• [Written instruction]
Copy the lines of the data word for word, from the line with "table-row: 15:30~16:20 차세대" up to and including the line with "table-row: 09:40~10:30 차세대".

BEGIN

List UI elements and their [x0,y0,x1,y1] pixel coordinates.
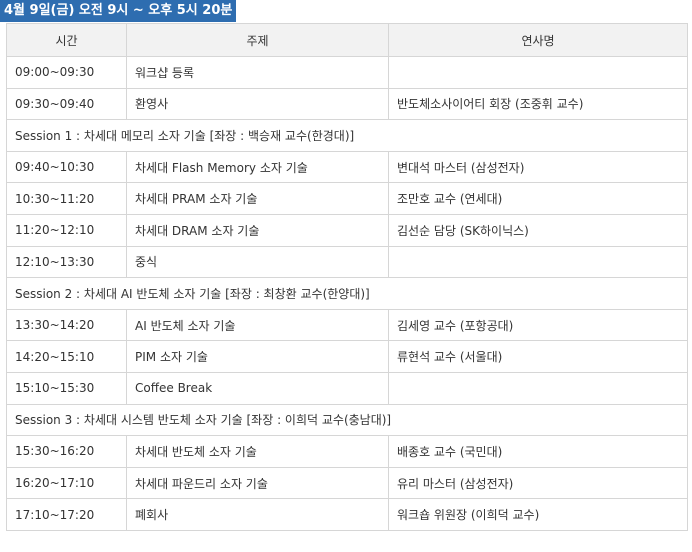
table-row: 15:30~16:20 차세대 반도체 소자 기술 배종호 교수 (국민대) [6,435,688,468]
cell-time: 16:20~17:10 [6,466,127,500]
cell-topic: 차세대 반도체 소자 기술 [126,435,389,468]
table-row: 17:10~17:20 폐회사 워크숍 위원장 (이희덕 교수) [6,498,688,531]
cell-time: 15:10~15:30 [6,371,127,405]
cell-topic: 차세대 Flash Memory 소자 기술 [126,150,389,184]
header-topic: 주제 [126,23,389,57]
table-row: 13:30~14:20 AI 반도체 소자 기술 김세영 교수 (포항공대) [6,308,688,342]
cell-topic: AI 반도체 소자 기술 [126,308,389,342]
session-label: Session 2 : 차세대 AI 반도체 소자 기술 [좌장 : 최창환 교… [6,277,688,310]
schedule-table: 시간 주제 연사명 09:00~09:30 워크샵 등록 09:30~09:40… [6,23,688,531]
cell-speaker: 조만호 교수 (연세대) [388,182,688,215]
cell-time: 09:30~09:40 [6,87,127,121]
cell-time: 09:00~09:30 [6,56,127,89]
cell-time: 09:40~10:30 [6,150,127,184]
cell-topic: 환영사 [126,87,389,121]
cell-time: 15:30~16:20 [6,435,127,468]
cell-speaker: 배종호 교수 (국민대) [388,435,688,468]
session-label: Session 1 : 차세대 메모리 소자 기술 [좌장 : 백승재 교수(한… [6,119,688,152]
cell-topic: PIM 소자 기술 [126,340,389,373]
cell-topic: 중식 [126,245,389,279]
cell-topic: 워크샵 등록 [126,56,389,89]
table-row: 11:20~12:10 차세대 DRAM 소자 기술 김선순 담당 (SK하이닉… [6,213,688,247]
cell-speaker: 워크숍 위원장 (이희덕 교수) [388,498,688,531]
table-row: 09:40~10:30 차세대 Flash Memory 소자 기술 변대석 마… [6,150,688,184]
cell-speaker: 김선순 담당 (SK하이닉스) [388,213,688,247]
table-row: 16:20~17:10 차세대 파운드리 소자 기술 유리 마스터 (삼성전자) [6,466,688,500]
header-time: 시간 [6,23,127,57]
session-row: Session 1 : 차세대 메모리 소자 기술 [좌장 : 백승재 교수(한… [6,119,688,152]
cell-topic: 차세대 DRAM 소자 기술 [126,213,389,247]
table-row: 15:10~15:30 Coffee Break [6,371,688,405]
cell-speaker: 변대석 마스터 (삼성전자) [388,150,688,184]
schedule-date-title: 4월 9일(금) 오전 9시 ~ 오후 5시 20분 [0,0,237,22]
header-speaker: 연사명 [388,23,688,57]
cell-time: 14:20~15:10 [6,340,127,373]
cell-time: 17:10~17:20 [6,498,127,531]
cell-speaker: 반도체소사이어티 회장 (조중휘 교수) [388,87,688,121]
cell-speaker [388,245,688,279]
table-header-row: 시간 주제 연사명 [6,23,688,57]
cell-time: 13:30~14:20 [6,308,127,342]
cell-time: 10:30~11:20 [6,182,127,215]
table-row: 09:00~09:30 워크샵 등록 [6,56,688,89]
table-row: 10:30~11:20 차세대 PRAM 소자 기술 조만호 교수 (연세대) [6,182,688,215]
session-label: Session 3 : 차세대 시스템 반도체 소자 기술 [좌장 : 이희덕 … [6,403,688,437]
cell-speaker [388,371,688,405]
session-row: Session 2 : 차세대 AI 반도체 소자 기술 [좌장 : 최창환 교… [6,277,688,310]
table-row: 14:20~15:10 PIM 소자 기술 류현석 교수 (서울대) [6,340,688,373]
cell-topic: 폐회사 [126,498,389,531]
cell-time: 11:20~12:10 [6,213,127,247]
cell-speaker: 류현석 교수 (서울대) [388,340,688,373]
table-row: 09:30~09:40 환영사 반도체소사이어티 회장 (조중휘 교수) [6,87,688,121]
cell-topic: Coffee Break [126,371,389,405]
cell-time: 12:10~13:30 [6,245,127,279]
cell-topic: 차세대 파운드리 소자 기술 [126,466,389,500]
session-row: Session 3 : 차세대 시스템 반도체 소자 기술 [좌장 : 이희덕 … [6,403,688,437]
cell-speaker: 유리 마스터 (삼성전자) [388,466,688,500]
cell-speaker: 김세영 교수 (포항공대) [388,308,688,342]
cell-topic: 차세대 PRAM 소자 기술 [126,182,389,215]
table-row: 12:10~13:30 중식 [6,245,688,279]
cell-speaker [388,56,688,89]
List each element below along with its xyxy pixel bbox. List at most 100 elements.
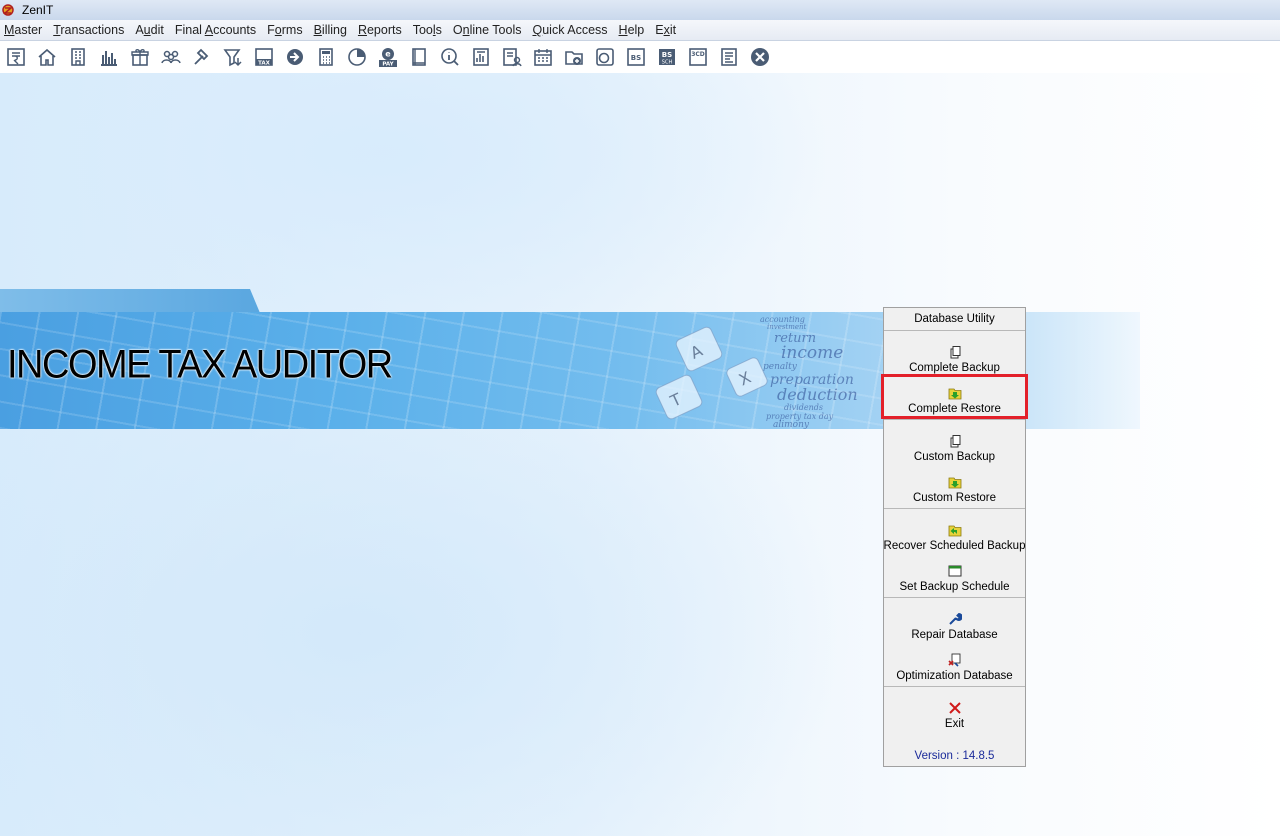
menu-quick-access[interactable]: Quick Access	[528, 20, 614, 40]
toolbar-button-ledger[interactable]	[713, 42, 744, 72]
toolbar-button-calendar[interactable]	[527, 42, 558, 72]
set-backup-schedule-button[interactable]: Set Backup Schedule	[884, 554, 1025, 595]
menu-reports[interactable]: Reports	[354, 20, 409, 40]
menu-audit[interactable]: Audit	[131, 20, 171, 40]
book-icon	[411, 48, 426, 66]
menu-label-part: Too	[412, 23, 433, 37]
menu-label-part: uick Access	[542, 23, 608, 37]
toolbar-button-epay[interactable]: e PAY	[372, 42, 403, 72]
flow-icon	[286, 49, 303, 65]
window-title: ZenIT	[22, 3, 54, 17]
toolbar-button-flow[interactable]	[279, 42, 310, 72]
hammer-icon	[193, 48, 208, 65]
restore-folder-icon	[948, 477, 961, 489]
toolbar-button-tax[interactable]: TAX	[248, 42, 279, 72]
button-label: Custom Restore	[912, 492, 997, 504]
database-utility-panel: Database Utility Complete Backup Complete…	[881, 307, 1028, 767]
toolbar-button-info-search[interactable]	[434, 42, 465, 72]
3cd-icon: 3CD	[688, 48, 707, 66]
optimization-database-button[interactable]: Optimization Database	[884, 643, 1025, 684]
toolbar-button-gift[interactable]	[124, 42, 155, 72]
menu-label-part: rms	[281, 23, 303, 37]
menu-billing[interactable]: Billing	[310, 20, 354, 40]
menu-help[interactable]: Help	[615, 20, 652, 40]
toolbar-button-pie-chart[interactable]	[341, 42, 372, 72]
calculator-icon	[318, 48, 333, 66]
menu-mnemonic: H	[618, 23, 628, 37]
exit-button[interactable]: Exit	[884, 691, 1025, 732]
banner-word: deduction	[777, 385, 858, 405]
button-label: Recover Scheduled Backup	[883, 540, 1026, 552]
toolbar-button-users-group[interactable]	[155, 42, 186, 72]
complete-backup-button[interactable]: Complete Backup	[884, 335, 1025, 376]
svg-text:PAY: PAY	[382, 62, 394, 68]
toolbar-button-bar-chart[interactable]	[93, 42, 124, 72]
banner-word: alimony	[773, 419, 809, 429]
custom-backup-button[interactable]: Custom Backup	[884, 424, 1025, 465]
info-search-icon	[440, 48, 459, 66]
toolbar-button-3cd[interactable]: 3CD	[682, 42, 713, 72]
restore-folder-icon	[948, 388, 961, 400]
building-icon	[70, 48, 85, 66]
toolbar-button-book[interactable]	[403, 42, 434, 72]
report-icon	[472, 48, 489, 66]
menu-mnemonic: B	[313, 23, 322, 37]
menu-exit[interactable]: Exit	[651, 20, 683, 40]
svg-text:3CD: 3CD	[691, 51, 705, 58]
menu-mnemonic: n	[462, 23, 470, 37]
close-circle-icon	[750, 48, 769, 66]
recover-scheduled-backup-button[interactable]: Recover Scheduled Backup	[884, 513, 1025, 554]
workspace-background: A T X accounting investment return income pe…	[0, 73, 1280, 836]
title-bar: ZenIT	[0, 0, 1280, 20]
repair-database-button[interactable]: Repair Database	[884, 602, 1025, 643]
menu-label-part: line Tools	[469, 23, 522, 37]
exit-x-icon	[948, 702, 961, 714]
toolbar-button-filter[interactable]	[217, 42, 248, 72]
toolbar-button-report[interactable]	[465, 42, 496, 72]
toolbar-button-bs-sch[interactable]: BS SCH	[651, 42, 682, 72]
menu-master[interactable]: Master	[0, 20, 49, 40]
database-utility-header: Database Utility	[884, 308, 1025, 331]
button-label: Optimization Database	[896, 670, 1013, 682]
database-utility-group: Custom Backup Custom Restore	[884, 420, 1025, 509]
database-utility-group: Complete Backup Complete Restore	[881, 331, 1028, 420]
toolbar-button-calculator[interactable]	[310, 42, 341, 72]
menu-label-part: aster	[14, 23, 43, 37]
menu-mnemonic: o	[274, 23, 282, 37]
menu-label-part: ccounts	[213, 23, 257, 37]
database-utility-group: Exit	[884, 687, 1025, 734]
menu-forms[interactable]: Forms	[263, 20, 309, 40]
database-utility-group: Recover Scheduled Backup Set Backup Sched…	[884, 509, 1025, 598]
complete-restore-button[interactable]: Complete Restore	[881, 374, 1028, 419]
banner-tab	[0, 289, 260, 313]
menu-mnemonic: A	[204, 23, 214, 37]
calendar-icon	[533, 49, 552, 66]
toolbar-button-chat[interactable]	[589, 42, 620, 72]
menu-online-tools[interactable]: Online Tools	[449, 20, 529, 40]
toolbar-button-bs[interactable]: BS	[620, 42, 651, 72]
filter-icon	[222, 49, 242, 67]
copy-icon	[950, 346, 960, 359]
toolbar-button-user-report[interactable]	[496, 42, 527, 72]
toolbar-button-rupee-voucher[interactable]	[0, 42, 31, 72]
toolbar-button-folder-add[interactable]	[558, 42, 589, 72]
menu-mnemonic: Q	[532, 23, 543, 37]
ledger-icon	[720, 48, 737, 66]
button-label: Exit	[944, 718, 965, 730]
menu-final-accounts[interactable]: Final Accounts	[171, 20, 263, 40]
menu-mnemonic: M	[4, 23, 15, 37]
menu-tools[interactable]: Tools	[409, 20, 449, 40]
svg-text:BS: BS	[630, 54, 640, 62]
button-label: Complete Backup	[909, 362, 1000, 374]
toolbar-button-building[interactable]	[62, 42, 93, 72]
toolbar-button-hammer[interactable]	[186, 42, 217, 72]
folder-add-icon	[564, 51, 583, 65]
menu-label-part: elp	[627, 23, 645, 37]
chat-icon	[595, 48, 614, 66]
toolbar-button-home[interactable]	[31, 42, 62, 72]
menu-transactions[interactable]: Transactions	[49, 20, 131, 40]
banner-title: INCOME TAX AUDITOR	[7, 342, 393, 388]
toolbar-button-close-circle[interactable]	[744, 42, 775, 72]
custom-restore-button[interactable]: Custom Restore	[884, 465, 1025, 506]
rupee-voucher-icon	[6, 48, 25, 66]
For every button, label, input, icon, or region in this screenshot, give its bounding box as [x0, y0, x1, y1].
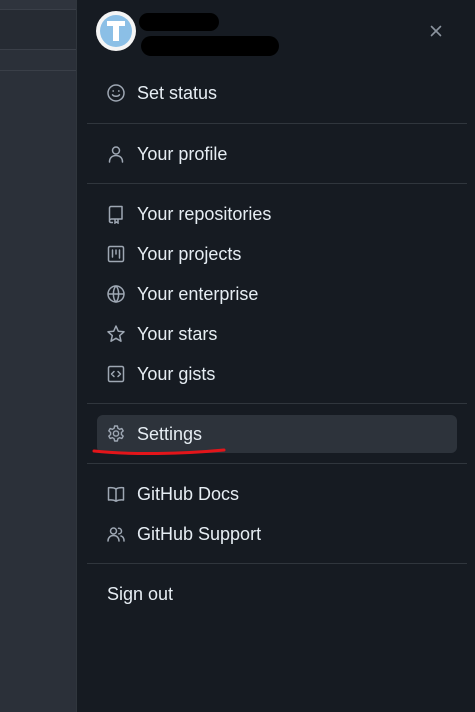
gear-icon — [106, 424, 126, 444]
book-icon — [106, 484, 126, 504]
divider — [87, 403, 467, 404]
menu-item-your-stars[interactable]: Your stars — [97, 315, 457, 353]
menu-item-label: GitHub Docs — [137, 483, 240, 504]
repo-icon — [106, 204, 126, 224]
menu-item-label: GitHub Support — [137, 523, 262, 544]
divider — [87, 183, 467, 184]
menu-item-github-docs[interactable]: GitHub Docs — [97, 475, 457, 513]
menu-item-label: Your profile — [137, 143, 228, 164]
menu-item-your-gists[interactable]: Your gists — [97, 355, 457, 393]
menu-item-label: Your enterprise — [137, 283, 259, 304]
menu-item-label: Your repositories — [137, 203, 272, 224]
divider — [87, 563, 467, 564]
star-icon — [106, 324, 126, 344]
menu-item-set-status[interactable]: Set status — [97, 74, 457, 112]
red-underline-annotation — [92, 448, 226, 456]
backdrop-nav-bar — [0, 10, 76, 50]
close-icon — [430, 25, 442, 37]
person-icon — [106, 144, 126, 164]
menu-item-label: Settings — [137, 423, 203, 444]
code-square-icon — [106, 364, 126, 384]
close-button[interactable] — [421, 16, 451, 46]
menu-item-label: Set status — [137, 82, 218, 103]
divider — [87, 123, 467, 124]
page-backdrop[interactable] — [0, 0, 76, 712]
menu-item-your-profile[interactable]: Your profile — [97, 135, 457, 173]
globe-icon — [106, 284, 126, 304]
menu-item-label: Your projects — [137, 243, 242, 264]
menu-item-your-enterprise[interactable]: Your enterprise — [97, 275, 457, 313]
menu-item-sign-out[interactable]: Sign out — [97, 575, 457, 613]
user-menu-drawer: Set status Your profile Your repositorie… — [76, 0, 475, 712]
project-icon — [106, 244, 126, 264]
people-icon — [106, 524, 126, 544]
drawer-header — [77, 0, 475, 64]
menu-item-your-projects[interactable]: Your projects — [97, 235, 457, 273]
menu-item-label: Your stars — [137, 323, 218, 344]
smiley-icon — [106, 83, 126, 103]
backdrop-divider — [0, 70, 76, 71]
avatar-image — [100, 15, 132, 47]
backdrop-header-bar — [0, 0, 76, 10]
redacted-display-name — [141, 36, 279, 56]
menu-item-your-repositories[interactable]: Your repositories — [97, 195, 457, 233]
redacted-username — [139, 13, 219, 31]
menu-item-label: Sign out — [107, 583, 174, 604]
avatar[interactable] — [96, 11, 136, 51]
menu-item-label: Your gists — [137, 363, 216, 384]
menu-item-github-support[interactable]: GitHub Support — [97, 515, 457, 553]
divider — [87, 463, 467, 464]
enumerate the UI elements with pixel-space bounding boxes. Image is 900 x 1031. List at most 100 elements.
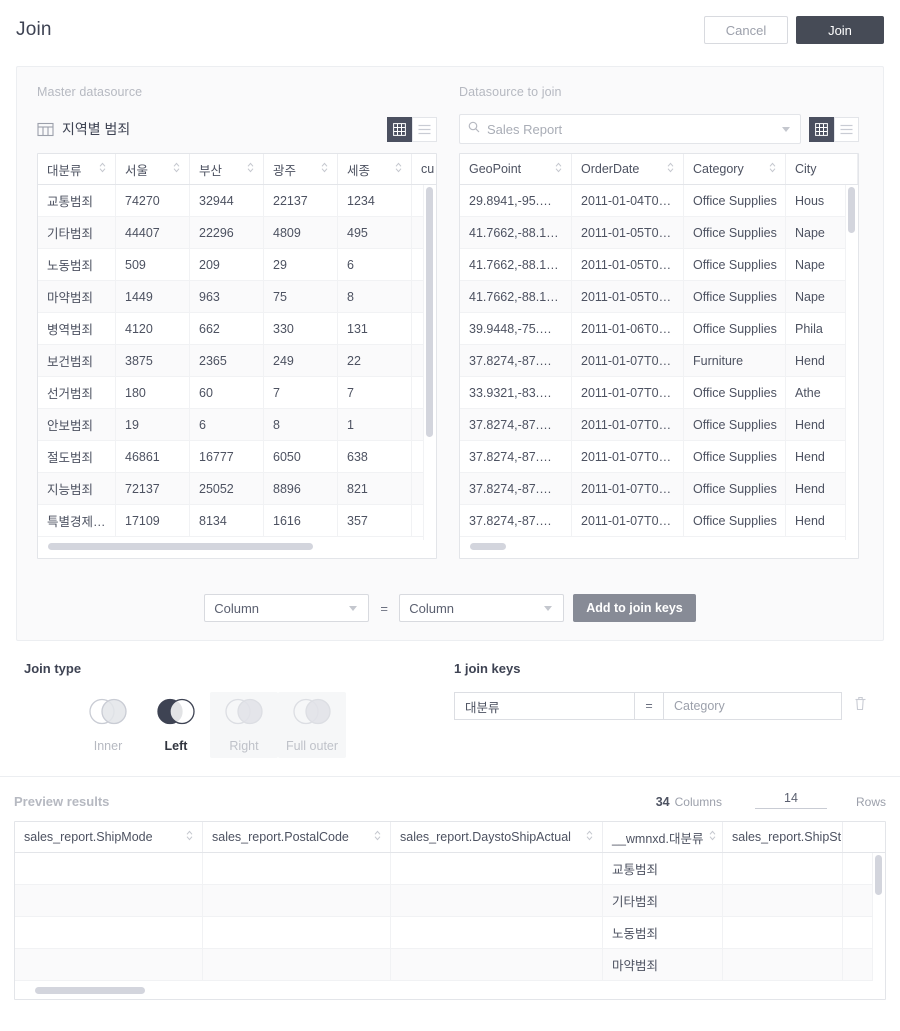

END

• [The reply]
table-row: 15:30~16:20 차세대 반도체 소자 기술 배종호 교수 (국민대) [6,435,688,468]
cell-time: 16:20~17:10 [6,466,127,500]
cell-topic: 차세대 반도체 소자 기술 [126,435,389,468]
table-row: 17:10~17:20 폐회사 워크숍 위원장 (이희덕 교수) [6,498,688,531]
cell-time: 15:10~15:30 [6,371,127,405]
cell-topic: 차세대 Flash Memory 소자 기술 [126,150,389,184]
header-topic: 주제 [126,23,389,57]
table-row: 13:30~14:20 AI 반도체 소자 기술 김세영 교수 (포항공대) [6,308,688,342]
cell-topic: AI 반도체 소자 기술 [126,308,389,342]
session-label: Session 2 : 차세대 AI 반도체 소자 기술 [좌장 : 최창환 교… [6,277,688,310]
schedule-table: 시간 주제 연사명 09:00~09:30 워크샵 등록 09:30~09:40… [6,23,688,531]
cell-speaker: 조만호 교수 (연세대) [388,182,688,215]
cell-time: 09:30~09:40 [6,87,127,121]
cell-time: 09:00~09:30 [6,56,127,89]
cell-time: 09:40~10:30 [6,150,127,184]
cell-topic: 환영사 [126,87,389,121]
cell-time: 15:30~16:20 [6,435,127,468]
cell-speaker: 배종호 교수 (국민대) [388,435,688,468]
session-label: Session 1 : 차세대 메모리 소자 기술 [좌장 : 백승재 교수(한… [6,119,688,152]
cell-topic: PIM 소자 기술 [126,340,389,373]
cell-topic: 중식 [126,245,389,279]
cell-topic: 워크샵 등록 [126,56,389,89]
table-row: 11:20~12:10 차세대 DRAM 소자 기술 김선순 담당 (SK하이닉… [6,213,688,247]
cell-speaker: 워크숍 위원장 (이희덕 교수) [388,498,688,531]
table-row: 09:40~10:30 차세대 Flash Memory 소자 기술 변대석 마… [6,150,688,184]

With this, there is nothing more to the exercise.